Check every line below for the word "patients" and give only the number of lines where it appears.
§
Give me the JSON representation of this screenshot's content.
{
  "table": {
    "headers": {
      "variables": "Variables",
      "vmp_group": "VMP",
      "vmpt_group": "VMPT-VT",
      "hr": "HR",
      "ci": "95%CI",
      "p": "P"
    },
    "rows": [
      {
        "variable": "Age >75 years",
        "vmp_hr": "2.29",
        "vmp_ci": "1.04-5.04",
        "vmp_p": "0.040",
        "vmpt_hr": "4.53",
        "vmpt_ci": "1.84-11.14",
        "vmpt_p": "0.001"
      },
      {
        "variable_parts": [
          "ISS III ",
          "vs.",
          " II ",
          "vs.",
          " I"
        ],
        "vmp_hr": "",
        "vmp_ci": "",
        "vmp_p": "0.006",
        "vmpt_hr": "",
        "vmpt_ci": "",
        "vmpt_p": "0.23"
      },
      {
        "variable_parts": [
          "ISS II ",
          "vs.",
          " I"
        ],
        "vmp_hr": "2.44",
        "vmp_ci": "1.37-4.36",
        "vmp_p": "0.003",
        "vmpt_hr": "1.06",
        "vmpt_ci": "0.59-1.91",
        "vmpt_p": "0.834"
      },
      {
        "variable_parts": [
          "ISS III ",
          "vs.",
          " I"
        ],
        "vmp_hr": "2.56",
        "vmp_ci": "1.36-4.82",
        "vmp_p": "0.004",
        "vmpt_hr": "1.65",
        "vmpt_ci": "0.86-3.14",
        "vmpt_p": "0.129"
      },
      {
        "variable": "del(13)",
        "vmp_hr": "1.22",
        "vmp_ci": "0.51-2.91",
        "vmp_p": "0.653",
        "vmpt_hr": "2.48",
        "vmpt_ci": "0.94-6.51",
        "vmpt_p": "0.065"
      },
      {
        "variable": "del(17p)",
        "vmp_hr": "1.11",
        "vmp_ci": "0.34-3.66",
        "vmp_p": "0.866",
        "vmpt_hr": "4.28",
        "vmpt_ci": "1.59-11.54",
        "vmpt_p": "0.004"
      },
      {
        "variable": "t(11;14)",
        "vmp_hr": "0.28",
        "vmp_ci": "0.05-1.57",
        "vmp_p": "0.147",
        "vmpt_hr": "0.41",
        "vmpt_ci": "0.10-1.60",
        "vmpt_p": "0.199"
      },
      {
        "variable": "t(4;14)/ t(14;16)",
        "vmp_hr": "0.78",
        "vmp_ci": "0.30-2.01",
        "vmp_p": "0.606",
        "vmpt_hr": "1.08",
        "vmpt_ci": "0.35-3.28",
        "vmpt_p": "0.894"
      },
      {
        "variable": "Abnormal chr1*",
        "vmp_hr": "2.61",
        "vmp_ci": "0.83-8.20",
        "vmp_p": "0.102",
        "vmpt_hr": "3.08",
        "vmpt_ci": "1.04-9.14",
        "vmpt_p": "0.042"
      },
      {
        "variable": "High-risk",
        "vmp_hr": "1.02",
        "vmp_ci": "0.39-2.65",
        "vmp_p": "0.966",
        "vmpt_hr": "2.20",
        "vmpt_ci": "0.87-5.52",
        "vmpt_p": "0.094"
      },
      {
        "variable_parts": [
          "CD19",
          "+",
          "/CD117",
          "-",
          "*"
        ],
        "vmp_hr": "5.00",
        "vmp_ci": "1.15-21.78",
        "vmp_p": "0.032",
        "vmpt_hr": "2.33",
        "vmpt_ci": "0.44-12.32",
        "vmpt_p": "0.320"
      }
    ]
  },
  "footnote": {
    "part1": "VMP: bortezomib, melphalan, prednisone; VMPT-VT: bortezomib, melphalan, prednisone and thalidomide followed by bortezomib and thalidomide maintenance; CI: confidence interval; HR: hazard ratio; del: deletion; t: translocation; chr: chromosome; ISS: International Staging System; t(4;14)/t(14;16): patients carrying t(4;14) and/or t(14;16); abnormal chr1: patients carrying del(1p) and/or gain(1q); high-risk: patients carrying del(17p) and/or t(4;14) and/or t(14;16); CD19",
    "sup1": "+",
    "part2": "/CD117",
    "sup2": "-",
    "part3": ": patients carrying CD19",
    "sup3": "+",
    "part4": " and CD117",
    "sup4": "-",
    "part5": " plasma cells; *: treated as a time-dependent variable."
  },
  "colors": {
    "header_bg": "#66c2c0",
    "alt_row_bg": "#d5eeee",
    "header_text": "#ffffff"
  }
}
§
REPLY TO THE EXERCISE:
2